WHAT YOU HAVE TO DO:
Copy out each line in the material below that has the word "ہوتا".

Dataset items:
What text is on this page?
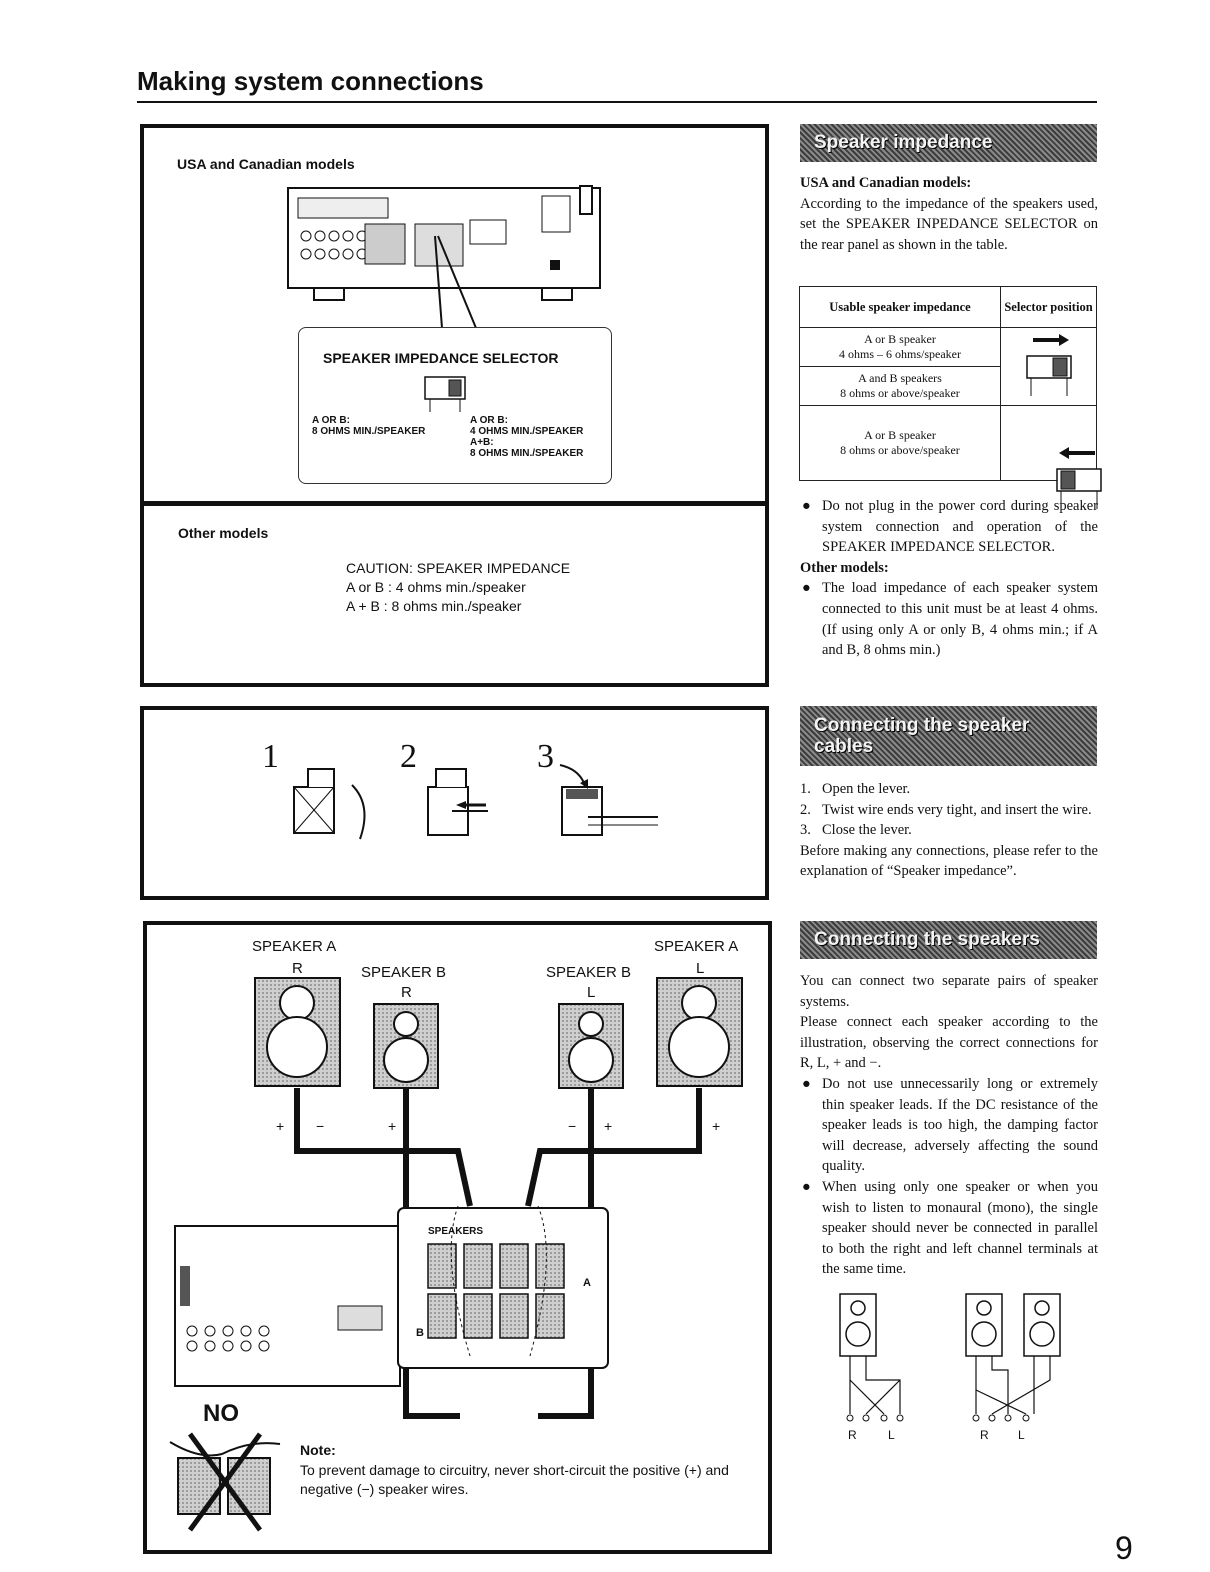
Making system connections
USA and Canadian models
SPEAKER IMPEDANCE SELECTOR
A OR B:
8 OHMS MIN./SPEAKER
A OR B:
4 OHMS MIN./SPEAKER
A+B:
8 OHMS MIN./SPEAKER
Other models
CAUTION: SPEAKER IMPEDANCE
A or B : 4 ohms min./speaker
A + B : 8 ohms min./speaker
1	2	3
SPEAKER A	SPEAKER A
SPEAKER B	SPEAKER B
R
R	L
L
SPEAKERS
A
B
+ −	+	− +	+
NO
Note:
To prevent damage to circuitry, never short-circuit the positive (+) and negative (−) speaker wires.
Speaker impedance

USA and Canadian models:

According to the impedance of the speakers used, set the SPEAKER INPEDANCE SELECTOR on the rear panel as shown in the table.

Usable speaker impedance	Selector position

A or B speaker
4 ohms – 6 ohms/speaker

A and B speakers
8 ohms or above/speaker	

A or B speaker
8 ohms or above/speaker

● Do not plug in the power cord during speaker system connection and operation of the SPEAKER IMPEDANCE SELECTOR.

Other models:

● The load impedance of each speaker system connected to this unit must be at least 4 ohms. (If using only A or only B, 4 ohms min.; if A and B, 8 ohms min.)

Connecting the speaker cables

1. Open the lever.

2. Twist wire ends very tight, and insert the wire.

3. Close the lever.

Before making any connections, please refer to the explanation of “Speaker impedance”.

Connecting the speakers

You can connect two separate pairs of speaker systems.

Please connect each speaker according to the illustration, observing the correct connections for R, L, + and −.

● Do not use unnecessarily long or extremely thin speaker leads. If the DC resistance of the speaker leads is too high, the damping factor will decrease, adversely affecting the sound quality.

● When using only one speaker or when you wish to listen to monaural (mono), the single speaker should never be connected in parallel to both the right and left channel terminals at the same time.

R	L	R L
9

* * *

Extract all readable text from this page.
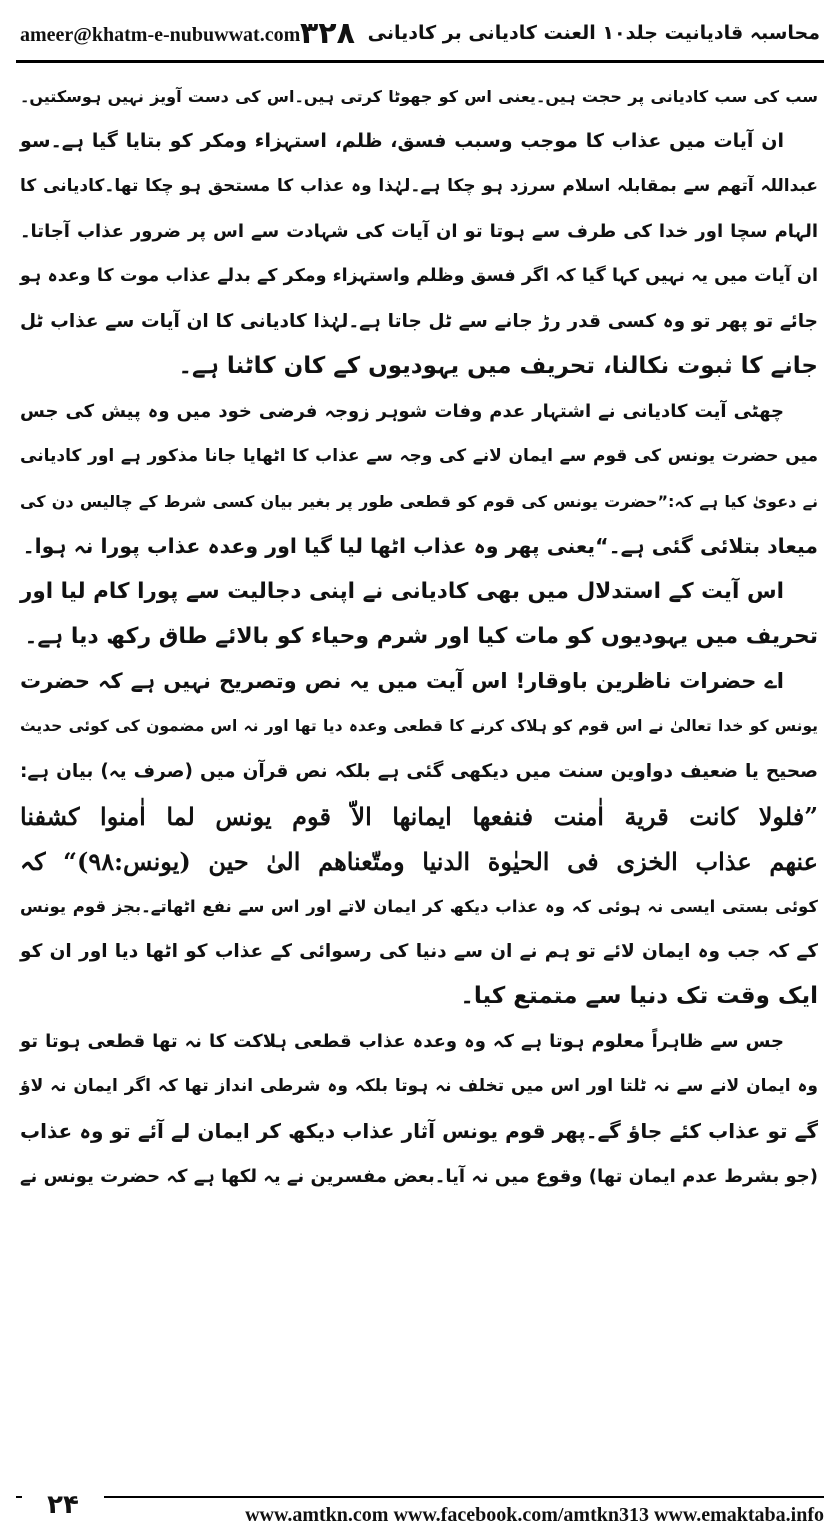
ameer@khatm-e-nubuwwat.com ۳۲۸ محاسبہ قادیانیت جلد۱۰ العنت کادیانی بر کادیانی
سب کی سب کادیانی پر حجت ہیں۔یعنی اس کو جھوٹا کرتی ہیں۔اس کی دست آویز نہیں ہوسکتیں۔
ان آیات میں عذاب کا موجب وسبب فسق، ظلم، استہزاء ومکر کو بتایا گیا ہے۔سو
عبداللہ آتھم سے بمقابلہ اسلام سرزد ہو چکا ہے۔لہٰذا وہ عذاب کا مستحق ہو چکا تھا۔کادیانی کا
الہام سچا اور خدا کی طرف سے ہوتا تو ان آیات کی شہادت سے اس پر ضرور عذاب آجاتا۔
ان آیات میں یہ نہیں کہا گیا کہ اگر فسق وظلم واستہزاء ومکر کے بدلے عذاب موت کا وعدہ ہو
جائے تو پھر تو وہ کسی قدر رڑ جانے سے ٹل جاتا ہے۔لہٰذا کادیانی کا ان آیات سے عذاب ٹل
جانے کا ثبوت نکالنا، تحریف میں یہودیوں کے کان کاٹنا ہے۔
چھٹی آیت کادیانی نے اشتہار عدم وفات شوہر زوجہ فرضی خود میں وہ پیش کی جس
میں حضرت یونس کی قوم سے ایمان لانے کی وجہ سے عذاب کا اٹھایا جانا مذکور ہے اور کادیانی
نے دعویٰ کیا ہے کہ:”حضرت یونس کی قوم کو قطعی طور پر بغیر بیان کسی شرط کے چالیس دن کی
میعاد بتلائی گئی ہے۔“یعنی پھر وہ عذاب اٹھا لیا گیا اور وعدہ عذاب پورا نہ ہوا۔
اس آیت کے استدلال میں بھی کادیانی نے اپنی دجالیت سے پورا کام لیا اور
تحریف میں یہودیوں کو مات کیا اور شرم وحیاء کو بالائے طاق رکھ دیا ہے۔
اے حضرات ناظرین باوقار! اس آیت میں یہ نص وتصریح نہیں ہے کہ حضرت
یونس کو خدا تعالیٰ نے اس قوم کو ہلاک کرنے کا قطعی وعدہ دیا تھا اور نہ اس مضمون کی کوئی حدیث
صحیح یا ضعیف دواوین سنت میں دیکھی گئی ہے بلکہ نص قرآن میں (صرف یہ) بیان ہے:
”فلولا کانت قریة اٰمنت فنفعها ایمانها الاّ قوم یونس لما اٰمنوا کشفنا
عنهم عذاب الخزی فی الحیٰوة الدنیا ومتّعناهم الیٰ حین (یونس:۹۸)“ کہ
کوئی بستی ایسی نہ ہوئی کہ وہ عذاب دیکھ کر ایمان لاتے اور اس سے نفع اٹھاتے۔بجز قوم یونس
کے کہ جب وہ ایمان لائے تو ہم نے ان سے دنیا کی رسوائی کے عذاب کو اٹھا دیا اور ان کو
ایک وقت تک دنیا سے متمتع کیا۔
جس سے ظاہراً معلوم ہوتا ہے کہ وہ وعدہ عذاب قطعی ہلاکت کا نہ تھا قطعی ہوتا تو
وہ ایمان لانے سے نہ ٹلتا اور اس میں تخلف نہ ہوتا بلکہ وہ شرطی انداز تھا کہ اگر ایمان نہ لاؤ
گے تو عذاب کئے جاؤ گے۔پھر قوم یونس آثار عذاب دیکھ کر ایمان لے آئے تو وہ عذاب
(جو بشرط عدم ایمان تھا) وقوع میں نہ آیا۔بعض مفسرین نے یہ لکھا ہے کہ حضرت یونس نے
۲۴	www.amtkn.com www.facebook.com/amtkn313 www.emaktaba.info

...

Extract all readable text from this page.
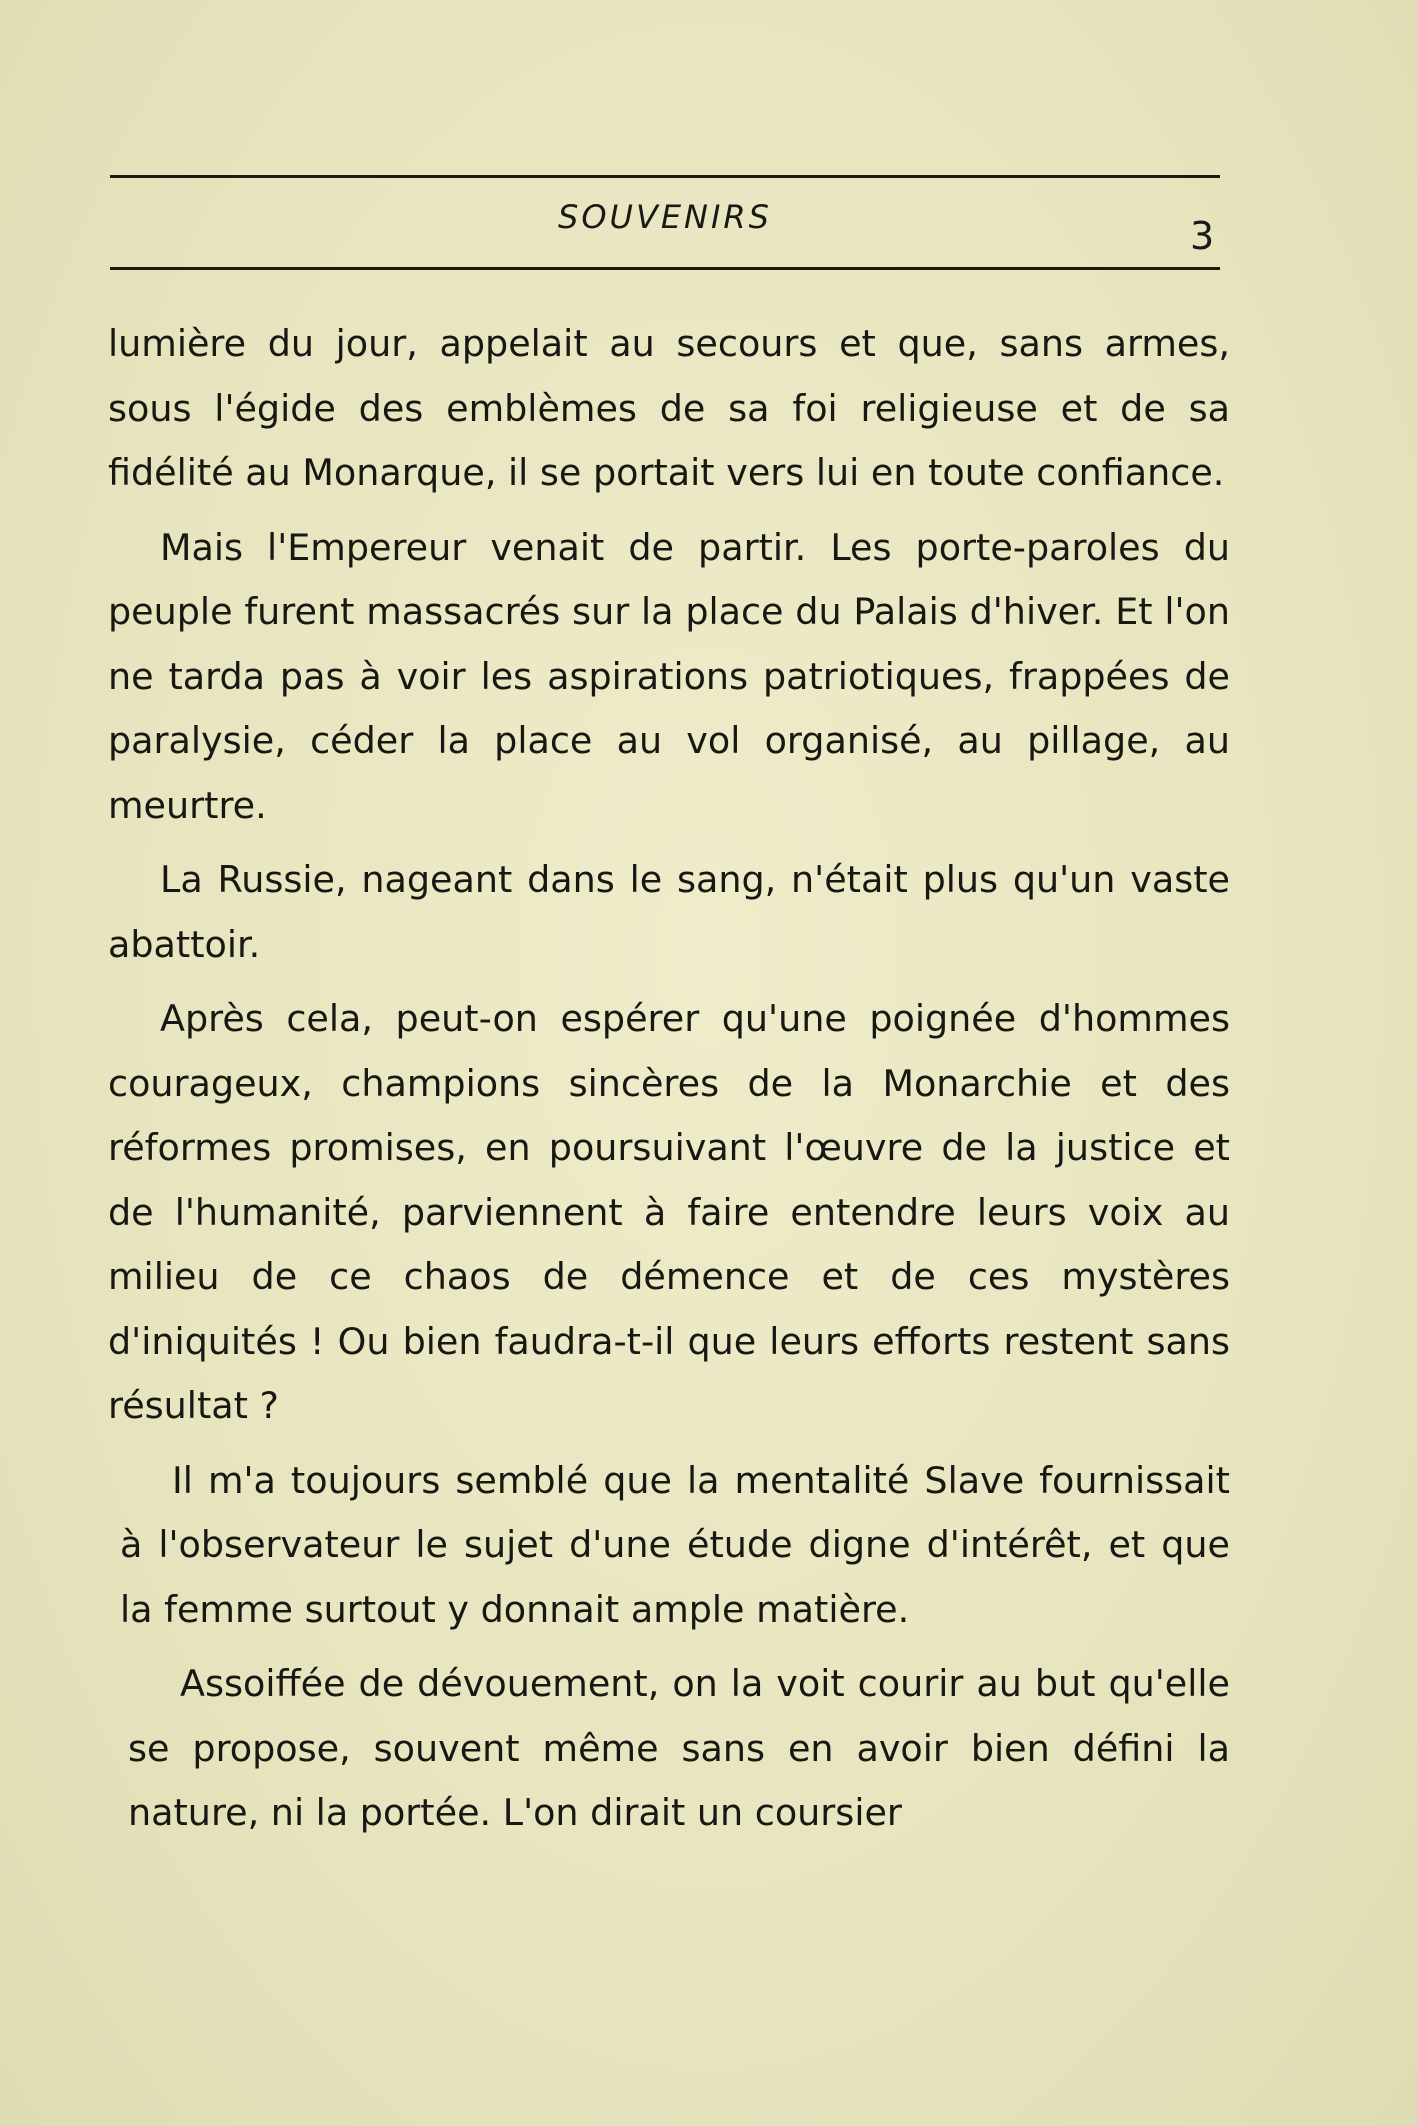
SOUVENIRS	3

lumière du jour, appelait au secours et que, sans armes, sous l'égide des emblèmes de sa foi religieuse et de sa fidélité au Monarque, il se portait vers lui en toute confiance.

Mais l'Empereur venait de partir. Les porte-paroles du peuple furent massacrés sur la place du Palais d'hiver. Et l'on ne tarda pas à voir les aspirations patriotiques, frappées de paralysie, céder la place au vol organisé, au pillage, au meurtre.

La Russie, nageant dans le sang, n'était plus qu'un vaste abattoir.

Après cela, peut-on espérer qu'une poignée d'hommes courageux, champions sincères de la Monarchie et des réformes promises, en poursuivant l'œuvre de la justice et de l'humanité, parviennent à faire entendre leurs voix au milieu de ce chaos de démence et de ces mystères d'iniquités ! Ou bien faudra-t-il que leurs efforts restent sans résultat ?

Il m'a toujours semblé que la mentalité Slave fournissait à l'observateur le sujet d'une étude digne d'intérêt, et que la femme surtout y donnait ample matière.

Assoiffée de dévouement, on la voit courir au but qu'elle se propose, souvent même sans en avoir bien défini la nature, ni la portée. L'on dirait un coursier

FULL ANSWER:
الہام سچا اور خدا کی طرف سے ہوتا تو ان آیات کی شہادت سے اس پر ضرور عذاب آجاتا۔
جس سے ظاہراً معلوم ہوتا ہے کہ وہ وعدہ عذاب قطعی ہلاکت کا نہ تھا قطعی ہوتا تو
وہ ایمان لانے سے نہ ٹلتا اور اس میں تخلف نہ ہوتا بلکہ وہ شرطی انداز تھا کہ اگر ایمان نہ لاؤ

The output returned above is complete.